Task: Every entry below should be transcribed exactly; pictures stay out of the copy.
[begin Records for this task]
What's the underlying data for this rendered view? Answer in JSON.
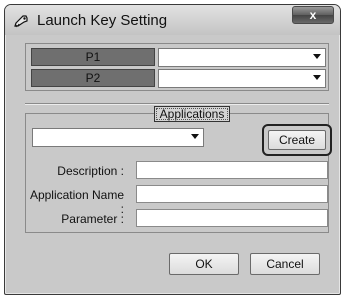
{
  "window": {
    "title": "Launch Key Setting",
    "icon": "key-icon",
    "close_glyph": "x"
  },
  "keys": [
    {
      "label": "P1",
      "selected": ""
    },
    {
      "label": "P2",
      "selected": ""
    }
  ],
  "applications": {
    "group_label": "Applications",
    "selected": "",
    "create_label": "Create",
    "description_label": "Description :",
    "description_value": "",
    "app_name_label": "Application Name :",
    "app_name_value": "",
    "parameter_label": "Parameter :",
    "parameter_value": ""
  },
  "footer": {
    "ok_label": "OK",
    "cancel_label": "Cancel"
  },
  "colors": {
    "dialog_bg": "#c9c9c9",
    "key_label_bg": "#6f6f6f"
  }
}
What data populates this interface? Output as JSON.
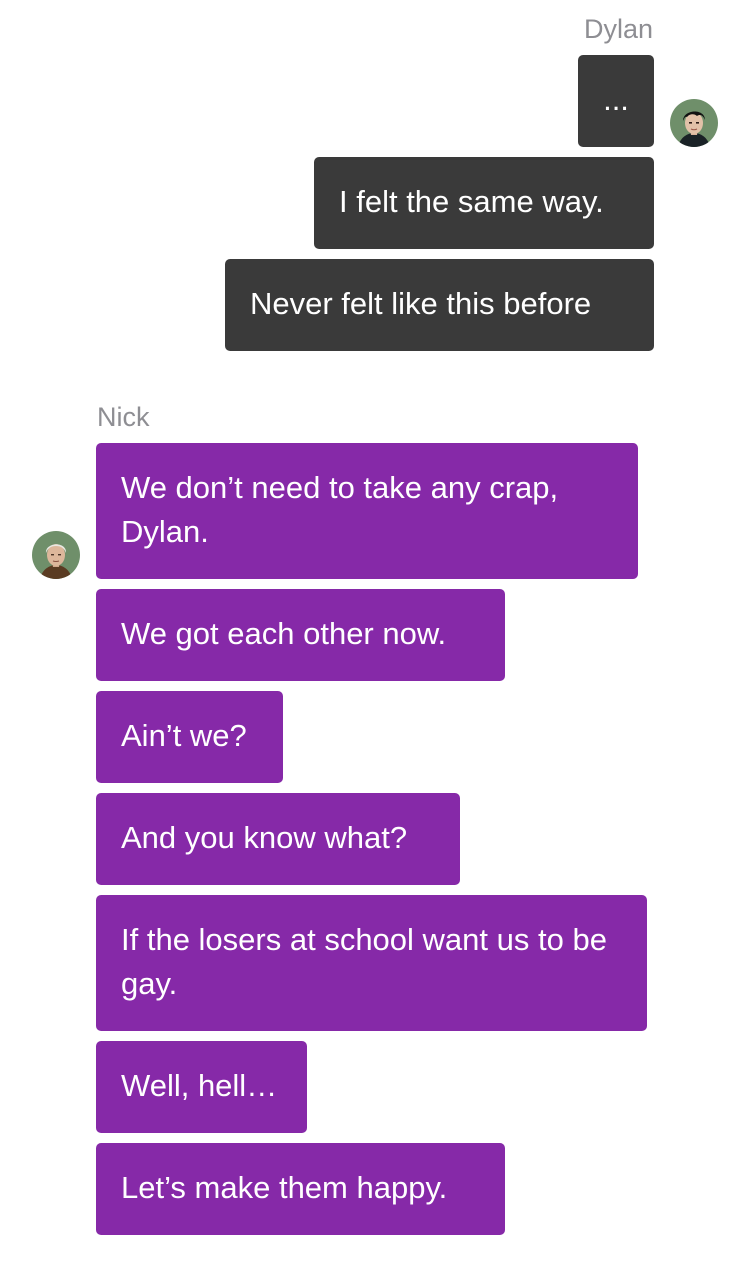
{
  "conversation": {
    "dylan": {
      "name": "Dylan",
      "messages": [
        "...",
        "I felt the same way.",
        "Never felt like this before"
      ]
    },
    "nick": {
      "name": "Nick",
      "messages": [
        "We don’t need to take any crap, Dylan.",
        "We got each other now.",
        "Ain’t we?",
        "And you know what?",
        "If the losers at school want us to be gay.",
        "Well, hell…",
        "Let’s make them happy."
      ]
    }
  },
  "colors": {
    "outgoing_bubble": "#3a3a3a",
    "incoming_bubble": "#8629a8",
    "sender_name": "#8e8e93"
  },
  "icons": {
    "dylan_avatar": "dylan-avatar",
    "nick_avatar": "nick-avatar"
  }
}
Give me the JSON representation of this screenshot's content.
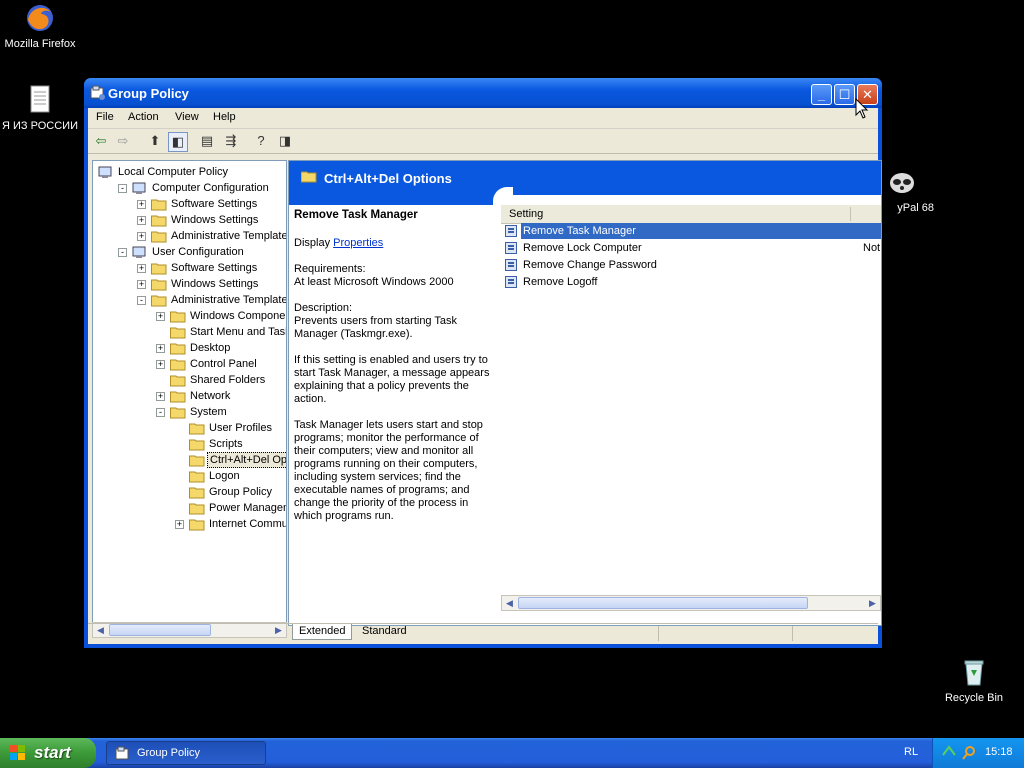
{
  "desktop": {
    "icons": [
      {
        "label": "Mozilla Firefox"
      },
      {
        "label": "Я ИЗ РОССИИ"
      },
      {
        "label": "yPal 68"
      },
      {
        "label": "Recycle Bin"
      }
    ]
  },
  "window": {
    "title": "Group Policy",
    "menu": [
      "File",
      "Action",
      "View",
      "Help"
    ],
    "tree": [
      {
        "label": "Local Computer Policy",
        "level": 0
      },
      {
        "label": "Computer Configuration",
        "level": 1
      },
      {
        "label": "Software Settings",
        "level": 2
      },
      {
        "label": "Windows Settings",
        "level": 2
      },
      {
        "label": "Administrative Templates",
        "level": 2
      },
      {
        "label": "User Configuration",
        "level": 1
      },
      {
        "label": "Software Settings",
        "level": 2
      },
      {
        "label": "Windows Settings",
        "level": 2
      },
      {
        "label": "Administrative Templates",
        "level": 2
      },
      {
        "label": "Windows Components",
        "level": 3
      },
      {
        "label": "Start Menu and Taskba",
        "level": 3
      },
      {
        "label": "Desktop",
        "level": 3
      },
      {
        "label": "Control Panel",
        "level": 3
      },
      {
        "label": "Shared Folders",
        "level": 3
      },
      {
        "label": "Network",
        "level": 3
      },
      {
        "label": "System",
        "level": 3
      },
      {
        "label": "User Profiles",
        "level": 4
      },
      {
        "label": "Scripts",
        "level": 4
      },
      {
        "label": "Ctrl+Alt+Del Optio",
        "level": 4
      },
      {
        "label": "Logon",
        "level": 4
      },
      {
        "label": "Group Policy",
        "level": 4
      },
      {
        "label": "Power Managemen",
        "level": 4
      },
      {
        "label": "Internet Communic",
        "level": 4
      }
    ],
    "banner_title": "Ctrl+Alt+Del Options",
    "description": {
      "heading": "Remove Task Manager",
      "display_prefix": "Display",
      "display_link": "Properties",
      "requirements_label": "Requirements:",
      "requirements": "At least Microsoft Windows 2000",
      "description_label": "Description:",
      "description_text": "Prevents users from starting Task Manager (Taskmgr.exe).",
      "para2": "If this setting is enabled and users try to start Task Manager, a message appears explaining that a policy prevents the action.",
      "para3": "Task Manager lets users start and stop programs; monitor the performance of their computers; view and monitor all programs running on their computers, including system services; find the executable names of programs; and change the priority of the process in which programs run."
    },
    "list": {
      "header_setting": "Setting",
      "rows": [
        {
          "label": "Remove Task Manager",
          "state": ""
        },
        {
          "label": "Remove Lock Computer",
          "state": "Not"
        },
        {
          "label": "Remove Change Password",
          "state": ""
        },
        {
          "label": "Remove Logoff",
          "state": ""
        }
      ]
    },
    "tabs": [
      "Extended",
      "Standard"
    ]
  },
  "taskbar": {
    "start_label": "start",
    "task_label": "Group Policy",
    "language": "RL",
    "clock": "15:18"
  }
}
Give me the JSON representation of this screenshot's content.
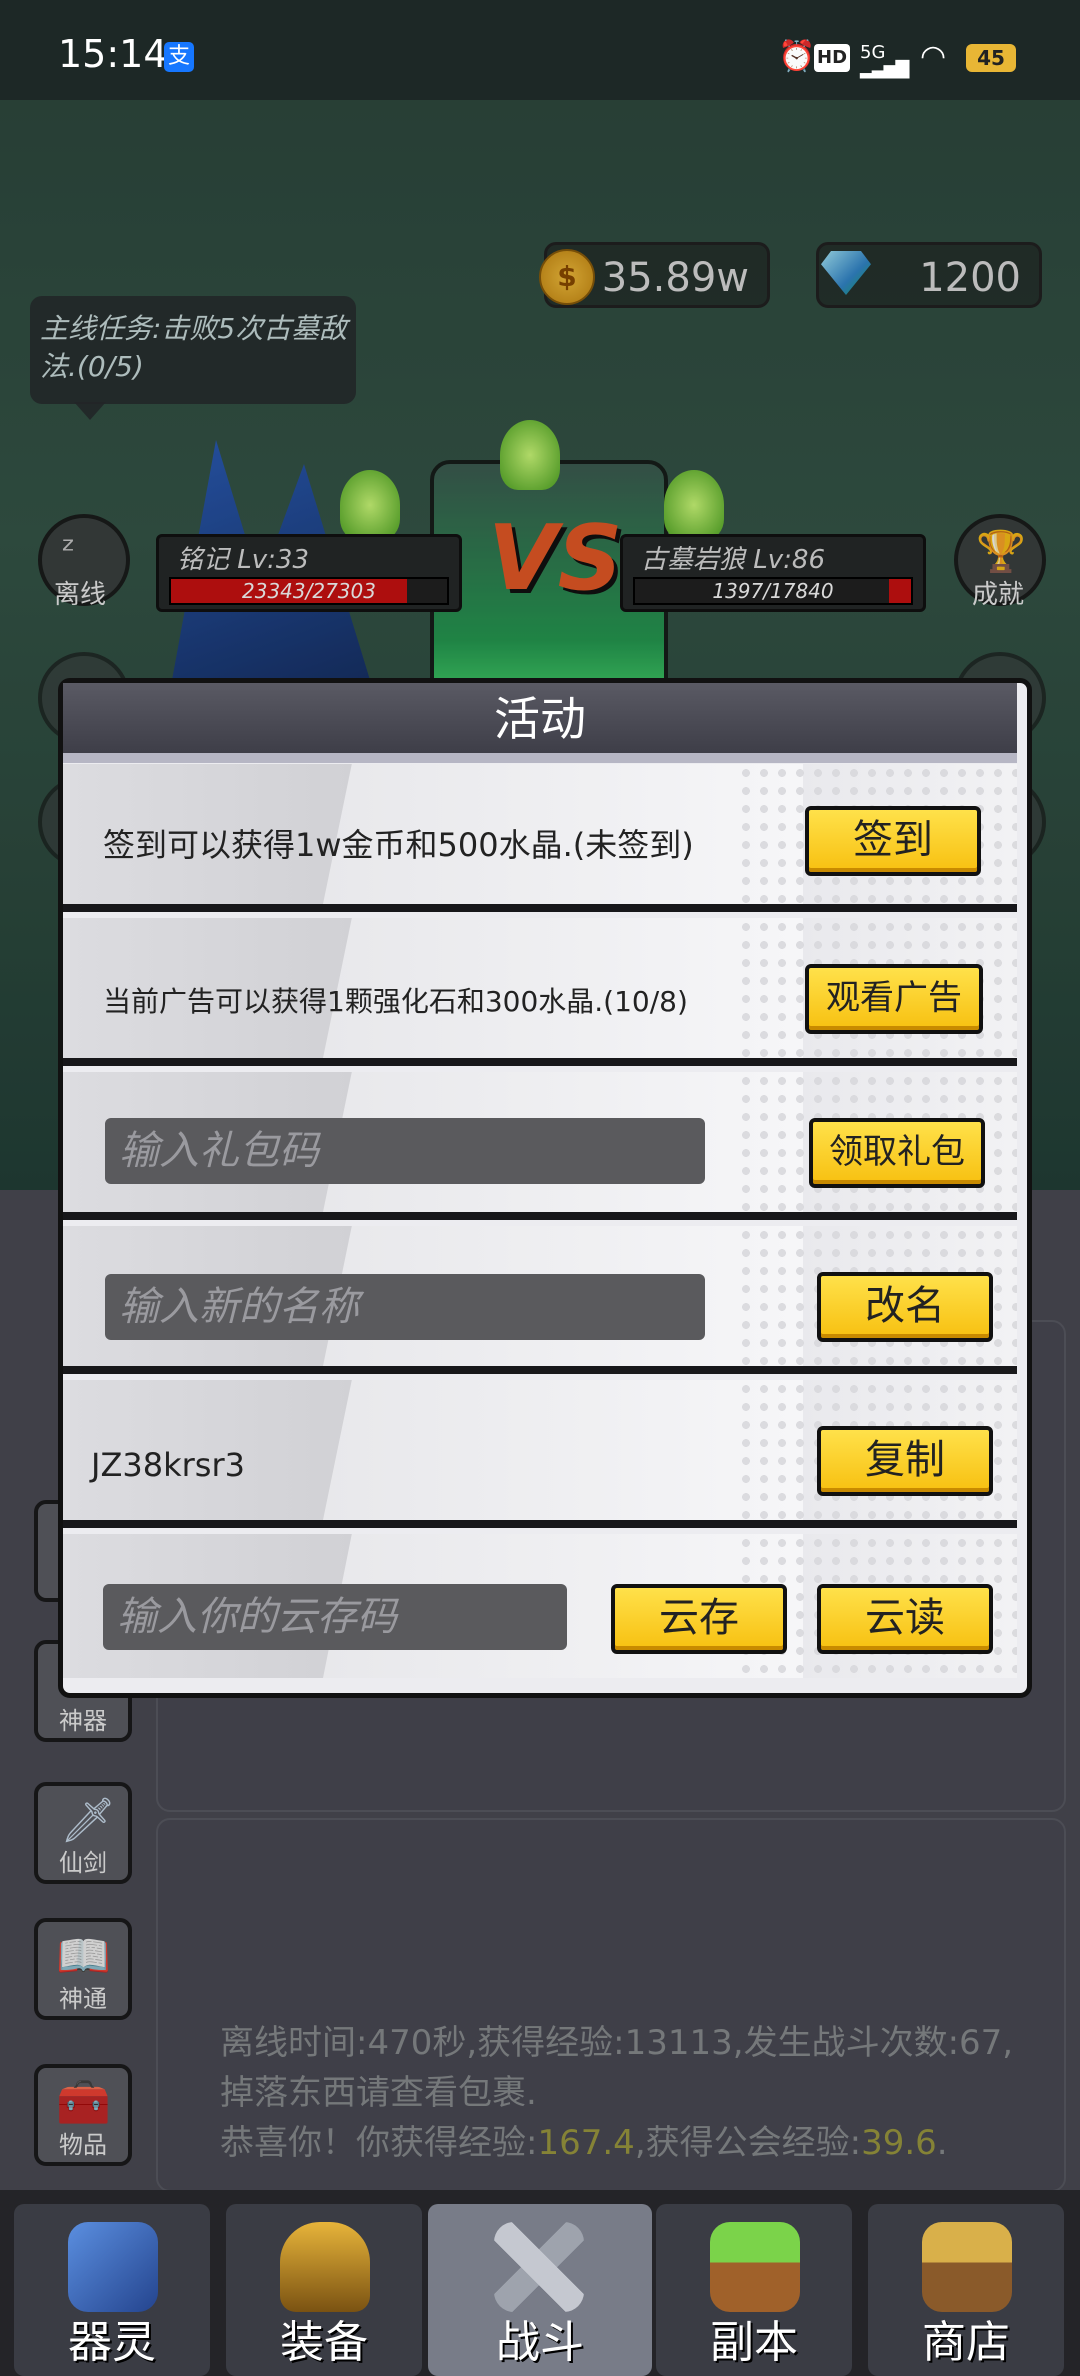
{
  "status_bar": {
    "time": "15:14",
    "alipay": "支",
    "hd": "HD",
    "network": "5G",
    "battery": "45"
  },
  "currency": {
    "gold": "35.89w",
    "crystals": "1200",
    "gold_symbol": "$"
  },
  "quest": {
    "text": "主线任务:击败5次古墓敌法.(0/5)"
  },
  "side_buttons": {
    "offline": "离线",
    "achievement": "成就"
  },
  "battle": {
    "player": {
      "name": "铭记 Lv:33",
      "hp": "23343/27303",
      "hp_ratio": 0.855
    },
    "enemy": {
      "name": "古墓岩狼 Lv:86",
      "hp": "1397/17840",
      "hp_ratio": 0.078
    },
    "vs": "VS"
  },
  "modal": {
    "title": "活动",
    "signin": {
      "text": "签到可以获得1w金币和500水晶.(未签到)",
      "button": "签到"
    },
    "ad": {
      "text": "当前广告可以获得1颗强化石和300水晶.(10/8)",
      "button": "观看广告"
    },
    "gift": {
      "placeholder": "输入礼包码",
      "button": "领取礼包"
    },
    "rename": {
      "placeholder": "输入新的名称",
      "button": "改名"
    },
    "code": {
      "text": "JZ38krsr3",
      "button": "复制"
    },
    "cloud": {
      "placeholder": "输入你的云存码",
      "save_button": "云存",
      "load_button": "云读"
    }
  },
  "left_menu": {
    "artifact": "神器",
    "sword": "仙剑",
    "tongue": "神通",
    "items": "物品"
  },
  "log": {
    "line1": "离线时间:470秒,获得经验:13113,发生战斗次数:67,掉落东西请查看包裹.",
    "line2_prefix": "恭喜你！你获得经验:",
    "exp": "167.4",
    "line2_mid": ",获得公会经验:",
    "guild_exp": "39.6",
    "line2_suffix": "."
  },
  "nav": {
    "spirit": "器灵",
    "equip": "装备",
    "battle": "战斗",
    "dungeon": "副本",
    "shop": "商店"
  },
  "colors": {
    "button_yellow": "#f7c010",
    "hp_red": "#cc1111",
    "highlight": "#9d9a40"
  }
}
[end Records for this task]
Solution:
What's the underlying data for this rendered view? Answer in JSON.
{
  "window": {
    "title": "Launch Key Setting",
    "icon": "key-icon",
    "close_glyph": "x"
  },
  "keys": [
    {
      "label": "P1",
      "selected": ""
    },
    {
      "label": "P2",
      "selected": ""
    }
  ],
  "applications": {
    "group_label": "Applications",
    "selected": "",
    "create_label": "Create",
    "description_label": "Description :",
    "description_value": "",
    "app_name_label": "Application Name :",
    "app_name_value": "",
    "parameter_label": "Parameter :",
    "parameter_value": ""
  },
  "footer": {
    "ok_label": "OK",
    "cancel_label": "Cancel"
  },
  "colors": {
    "dialog_bg": "#c9c9c9",
    "key_label_bg": "#6f6f6f"
  }
}
What data populates this interface? Output as JSON.
{
  "conversation": {
    "dylan": {
      "name": "Dylan",
      "messages": [
        "...",
        "I felt the same way.",
        "Never felt like this before"
      ]
    },
    "nick": {
      "name": "Nick",
      "messages": [
        "We don’t need to take any crap, Dylan.",
        "We got each other now.",
        "Ain’t we?",
        "And you know what?",
        "If the losers at school want us to be gay.",
        "Well, hell…",
        "Let’s make them happy."
      ]
    }
  },
  "colors": {
    "outgoing_bubble": "#3a3a3a",
    "incoming_bubble": "#8629a8",
    "sender_name": "#8e8e93"
  },
  "icons": {
    "dylan_avatar": "dylan-avatar",
    "nick_avatar": "nick-avatar"
  }
}
Give me the JSON representation of this screenshot's content.
{
  "desktop": {
    "icons": [
      {
        "label": "Mozilla Firefox"
      },
      {
        "label": "Я ИЗ РОССИИ"
      },
      {
        "label": "yPal 68"
      },
      {
        "label": "Recycle Bin"
      }
    ]
  },
  "window": {
    "title": "Group Policy",
    "menu": [
      "File",
      "Action",
      "View",
      "Help"
    ],
    "tree": [
      {
        "label": "Local Computer Policy",
        "level": 0
      },
      {
        "label": "Computer Configuration",
        "level": 1
      },
      {
        "label": "Software Settings",
        "level": 2
      },
      {
        "label": "Windows Settings",
        "level": 2
      },
      {
        "label": "Administrative Templates",
        "level": 2
      },
      {
        "label": "User Configuration",
        "level": 1
      },
      {
        "label": "Software Settings",
        "level": 2
      },
      {
        "label": "Windows Settings",
        "level": 2
      },
      {
        "label": "Administrative Templates",
        "level": 2
      },
      {
        "label": "Windows Components",
        "level": 3
      },
      {
        "label": "Start Menu and Taskba",
        "level": 3
      },
      {
        "label": "Desktop",
        "level": 3
      },
      {
        "label": "Control Panel",
        "level": 3
      },
      {
        "label": "Shared Folders",
        "level": 3
      },
      {
        "label": "Network",
        "level": 3
      },
      {
        "label": "System",
        "level": 3
      },
      {
        "label": "User Profiles",
        "level": 4
      },
      {
        "label": "Scripts",
        "level": 4
      },
      {
        "label": "Ctrl+Alt+Del Optio",
        "level": 4
      },
      {
        "label": "Logon",
        "level": 4
      },
      {
        "label": "Group Policy",
        "level": 4
      },
      {
        "label": "Power Managemen",
        "level": 4
      },
      {
        "label": "Internet Communic",
        "level": 4
      }
    ],
    "banner_title": "Ctrl+Alt+Del Options",
    "description": {
      "heading": "Remove Task Manager",
      "display_prefix": "Display",
      "display_link": "Properties",
      "requirements_label": "Requirements:",
      "requirements": "At least Microsoft Windows 2000",
      "description_label": "Description:",
      "description_text": "Prevents users from starting Task Manager (Taskmgr.exe).",
      "para2": "If this setting is enabled and users try to start Task Manager, a message appears explaining that a policy prevents the action.",
      "para3": "Task Manager lets users start and stop programs; monitor the performance of their computers; view and monitor all programs running on their computers, including system services; find the executable names of programs; and change the priority of the process in which programs run."
    },
    "list": {
      "header_setting": "Setting",
      "rows": [
        {
          "label": "Remove Task Manager",
          "state": ""
        },
        {
          "label": "Remove Lock Computer",
          "state": "Not"
        },
        {
          "label": "Remove Change Password",
          "state": ""
        },
        {
          "label": "Remove Logoff",
          "state": ""
        }
      ]
    },
    "tabs": [
      "Extended",
      "Standard"
    ]
  },
  "taskbar": {
    "start_label": "start",
    "task_label": "Group Policy",
    "language": "RL",
    "clock": "15:18"
  }
}
Give me the JSON representation of this screenshot's content.
{
  "status_bar": {
    "time": "15:14",
    "alipay": "支",
    "hd": "HD",
    "network": "5G",
    "battery": "45"
  },
  "currency": {
    "gold": "35.89w",
    "crystals": "1200",
    "gold_symbol": "$"
  },
  "quest": {
    "text": "主线任务:击败5次古墓敌法.(0/5)"
  },
  "side_buttons": {
    "offline": "离线",
    "achievement": "成就"
  },
  "battle": {
    "player": {
      "name": "铭记 Lv:33",
      "hp": "23343/27303",
      "hp_ratio": 0.855
    },
    "enemy": {
      "name": "古墓岩狼 Lv:86",
      "hp": "1397/17840",
      "hp_ratio": 0.078
    },
    "vs": "VS"
  },
  "modal": {
    "title": "活动",
    "signin": {
      "text": "签到可以获得1w金币和500水晶.(未签到)",
      "button": "签到"
    },
    "ad": {
      "text": "当前广告可以获得1颗强化石和300水晶.(10/8)",
      "button": "观看广告"
    },
    "gift": {
      "placeholder": "输入礼包码",
      "button": "领取礼包"
    },
    "rename": {
      "placeholder": "输入新的名称",
      "button": "改名"
    },
    "code": {
      "text": "JZ38krsr3",
      "button": "复制"
    },
    "cloud": {
      "placeholder": "输入你的云存码",
      "save_button": "云存",
      "load_button": "云读"
    }
  },
  "left_menu": {
    "artifact": "神器",
    "sword": "仙剑",
    "tongue": "神通",
    "items": "物品"
  },
  "log": {
    "line1": "离线时间:470秒,获得经验:13113,发生战斗次数:67,掉落东西请查看包裹.",
    "line2_prefix": "恭喜你！你获得经验:",
    "exp": "167.4",
    "line2_mid": ",获得公会经验:",
    "guild_exp": "39.6",
    "line2_suffix": "."
  },
  "nav": {
    "spirit": "器灵",
    "equip": "装备",
    "battle": "战斗",
    "dungeon": "副本",
    "shop": "商店"
  },
  "colors": {
    "button_yellow": "#f7c010",
    "hp_red": "#cc1111",
    "highlight": "#9d9a40"
  }
}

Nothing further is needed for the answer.